## Problem description
Which lines hold the word "JSON"? Show each of them.

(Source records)
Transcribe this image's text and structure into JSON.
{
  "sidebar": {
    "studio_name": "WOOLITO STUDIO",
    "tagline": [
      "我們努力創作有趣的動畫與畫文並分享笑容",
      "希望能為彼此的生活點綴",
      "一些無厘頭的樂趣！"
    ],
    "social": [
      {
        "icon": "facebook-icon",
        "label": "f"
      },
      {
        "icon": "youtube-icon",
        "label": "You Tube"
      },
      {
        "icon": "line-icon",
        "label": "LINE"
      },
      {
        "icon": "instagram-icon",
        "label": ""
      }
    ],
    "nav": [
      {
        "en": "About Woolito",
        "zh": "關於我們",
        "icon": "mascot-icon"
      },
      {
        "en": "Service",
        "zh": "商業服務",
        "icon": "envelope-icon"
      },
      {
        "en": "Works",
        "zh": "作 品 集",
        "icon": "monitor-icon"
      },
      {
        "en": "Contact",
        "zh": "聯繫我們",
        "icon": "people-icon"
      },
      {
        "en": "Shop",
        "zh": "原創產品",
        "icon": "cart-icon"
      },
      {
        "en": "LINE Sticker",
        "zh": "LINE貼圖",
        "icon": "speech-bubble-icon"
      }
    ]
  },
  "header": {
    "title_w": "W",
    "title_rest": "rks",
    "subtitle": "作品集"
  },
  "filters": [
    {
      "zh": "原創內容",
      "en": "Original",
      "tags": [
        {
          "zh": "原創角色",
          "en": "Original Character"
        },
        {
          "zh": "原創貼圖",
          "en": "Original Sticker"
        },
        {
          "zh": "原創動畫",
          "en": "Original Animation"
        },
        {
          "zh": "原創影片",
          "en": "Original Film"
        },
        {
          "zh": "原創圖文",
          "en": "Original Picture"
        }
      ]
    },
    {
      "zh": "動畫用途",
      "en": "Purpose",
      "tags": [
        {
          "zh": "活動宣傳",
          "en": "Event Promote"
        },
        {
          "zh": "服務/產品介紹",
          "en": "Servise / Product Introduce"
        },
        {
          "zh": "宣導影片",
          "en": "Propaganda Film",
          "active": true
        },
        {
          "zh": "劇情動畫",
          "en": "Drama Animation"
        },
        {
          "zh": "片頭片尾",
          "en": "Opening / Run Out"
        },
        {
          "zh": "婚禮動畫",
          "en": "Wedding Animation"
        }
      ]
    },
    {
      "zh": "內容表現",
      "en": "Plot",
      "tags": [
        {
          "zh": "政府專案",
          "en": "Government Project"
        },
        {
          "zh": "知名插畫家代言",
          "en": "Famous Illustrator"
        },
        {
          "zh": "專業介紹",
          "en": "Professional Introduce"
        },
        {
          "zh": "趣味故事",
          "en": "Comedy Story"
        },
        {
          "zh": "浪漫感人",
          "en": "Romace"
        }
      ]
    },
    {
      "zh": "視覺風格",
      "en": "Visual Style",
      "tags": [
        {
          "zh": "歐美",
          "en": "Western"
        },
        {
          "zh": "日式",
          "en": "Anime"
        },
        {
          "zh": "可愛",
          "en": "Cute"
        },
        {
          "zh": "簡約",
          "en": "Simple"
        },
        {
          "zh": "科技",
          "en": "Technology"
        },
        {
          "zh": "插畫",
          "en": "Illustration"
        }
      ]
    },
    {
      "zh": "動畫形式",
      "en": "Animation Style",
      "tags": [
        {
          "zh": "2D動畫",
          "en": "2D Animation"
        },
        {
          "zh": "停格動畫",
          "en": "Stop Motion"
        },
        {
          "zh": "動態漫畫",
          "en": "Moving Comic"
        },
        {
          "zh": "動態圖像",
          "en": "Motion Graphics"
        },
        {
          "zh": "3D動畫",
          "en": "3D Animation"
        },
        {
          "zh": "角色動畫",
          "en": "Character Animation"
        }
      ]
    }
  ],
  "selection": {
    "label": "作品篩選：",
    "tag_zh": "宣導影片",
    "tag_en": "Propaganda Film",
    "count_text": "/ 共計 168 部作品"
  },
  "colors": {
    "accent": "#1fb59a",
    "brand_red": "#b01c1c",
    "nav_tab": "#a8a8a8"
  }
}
---
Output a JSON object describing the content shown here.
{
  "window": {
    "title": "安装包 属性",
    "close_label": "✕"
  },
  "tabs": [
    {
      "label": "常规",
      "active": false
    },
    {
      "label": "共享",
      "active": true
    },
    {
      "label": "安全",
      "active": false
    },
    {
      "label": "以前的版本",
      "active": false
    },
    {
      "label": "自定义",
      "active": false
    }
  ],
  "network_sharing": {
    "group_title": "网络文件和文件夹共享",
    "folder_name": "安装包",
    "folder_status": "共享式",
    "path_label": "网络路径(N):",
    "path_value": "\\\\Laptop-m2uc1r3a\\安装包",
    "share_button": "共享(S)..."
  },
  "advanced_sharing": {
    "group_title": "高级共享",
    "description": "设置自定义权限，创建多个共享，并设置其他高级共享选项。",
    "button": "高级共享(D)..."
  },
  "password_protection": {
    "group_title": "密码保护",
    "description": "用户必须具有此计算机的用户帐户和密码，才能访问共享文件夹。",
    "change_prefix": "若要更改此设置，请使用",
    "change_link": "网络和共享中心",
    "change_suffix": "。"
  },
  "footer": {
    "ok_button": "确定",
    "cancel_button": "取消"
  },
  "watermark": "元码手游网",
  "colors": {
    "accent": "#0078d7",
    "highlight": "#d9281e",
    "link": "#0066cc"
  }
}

## The completed task
Transcribe this image's text and structure into JSON.
Output a JSON object describing the content shown here.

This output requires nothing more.